→ Votre consigne:
Relevez dans le portrait de Tatiana Kozak ci-dessous toutes les fonctions qu'elle a exercées selon le texte.

→ Texte fourni:
Tatiana Kozak - Soutenir les réformes judiciaires en Ukraine
Tatiana Kozak est journaliste indépendante en Ukraine depuis dix ans. Elle y couvre notamment les enjeux de justice transitionnelle et de droits humains dans les anciens territoires soviétiques : le fruit d’un long chemin au service de la justice.
Tatiana Kozak n’a pas toujours été journaliste. D’abord interprète en anglais et en allemand, c’est en 2010 qu’elle s’initie à l’écriture et au journalisme, à l’aube des blogs et des médias en ligne. Elle commence comme blogueuse et secrétaire de rédaction au sein de korrespondent.net, un média en ligne leader en Ukraine à cette époque.
Mais c’est surtout l’Euromaïdan, c’est à dire la révolution ukrainienne de 2014, qui marqueront son entrée dans le monde du journalisme. Alors que son ancien média est racheté par un oligarque, Tatiana rejoint l’équipe de hromadske, une télévision en ligne nouvelle génération créée par des journalistes eux-mêmes et financée par des fonds publics de différents pays européens.
Révolution ukrainienne et baptême de feu journalistique
“L’Euromaïdan m’a amenée à couvrir la guerre dans le Donbass, ce qui a donné un grand coup d’accélérateur à ma carrière journalistique”, raconte Tatiana Kozak. Sur la ligne de front, elle rapporte la situation des populations de déplacés pour plusieurs médias locaux et internationaux. "À l’époque, il n’était pas difficile d’accéder à la ligne de front, témoigne-t-elle. À présent, il y a beaucoup de bureaucratie et si vous voulez y accéder, vous devez obtenir une carte de presse spéciale.

Éléments enregistrés

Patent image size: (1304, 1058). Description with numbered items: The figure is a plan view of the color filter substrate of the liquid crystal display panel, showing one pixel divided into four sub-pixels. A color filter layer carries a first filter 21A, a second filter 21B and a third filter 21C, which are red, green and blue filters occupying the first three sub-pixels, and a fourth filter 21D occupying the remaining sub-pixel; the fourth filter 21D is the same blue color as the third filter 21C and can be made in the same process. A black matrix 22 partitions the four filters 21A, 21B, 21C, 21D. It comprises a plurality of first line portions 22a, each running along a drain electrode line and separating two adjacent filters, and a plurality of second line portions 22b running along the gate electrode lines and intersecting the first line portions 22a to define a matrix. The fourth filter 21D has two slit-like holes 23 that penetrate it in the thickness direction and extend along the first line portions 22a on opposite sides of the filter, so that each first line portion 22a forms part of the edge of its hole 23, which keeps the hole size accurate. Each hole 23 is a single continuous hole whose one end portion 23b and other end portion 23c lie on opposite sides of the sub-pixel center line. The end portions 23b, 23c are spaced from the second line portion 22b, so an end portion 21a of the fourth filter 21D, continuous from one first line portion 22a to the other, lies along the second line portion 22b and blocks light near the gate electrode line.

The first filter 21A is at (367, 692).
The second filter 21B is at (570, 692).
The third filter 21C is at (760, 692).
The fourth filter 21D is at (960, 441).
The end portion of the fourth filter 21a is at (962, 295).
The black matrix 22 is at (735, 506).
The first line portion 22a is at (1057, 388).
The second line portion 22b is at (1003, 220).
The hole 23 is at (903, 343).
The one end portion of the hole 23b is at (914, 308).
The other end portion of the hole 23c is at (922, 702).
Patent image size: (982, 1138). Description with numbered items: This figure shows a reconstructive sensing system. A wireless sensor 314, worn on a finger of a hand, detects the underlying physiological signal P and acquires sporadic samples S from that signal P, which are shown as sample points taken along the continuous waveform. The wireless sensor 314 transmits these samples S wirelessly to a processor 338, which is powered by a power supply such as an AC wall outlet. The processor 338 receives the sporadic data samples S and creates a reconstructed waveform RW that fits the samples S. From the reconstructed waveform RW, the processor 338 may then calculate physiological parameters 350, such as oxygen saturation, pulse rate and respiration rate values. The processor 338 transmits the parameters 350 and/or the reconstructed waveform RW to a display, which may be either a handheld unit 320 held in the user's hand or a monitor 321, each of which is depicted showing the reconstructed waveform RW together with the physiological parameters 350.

→ Résultat:
- interprète en anglais et en allemand
- blogueuse
- secrétaire de rédaction
- journaliste indépendante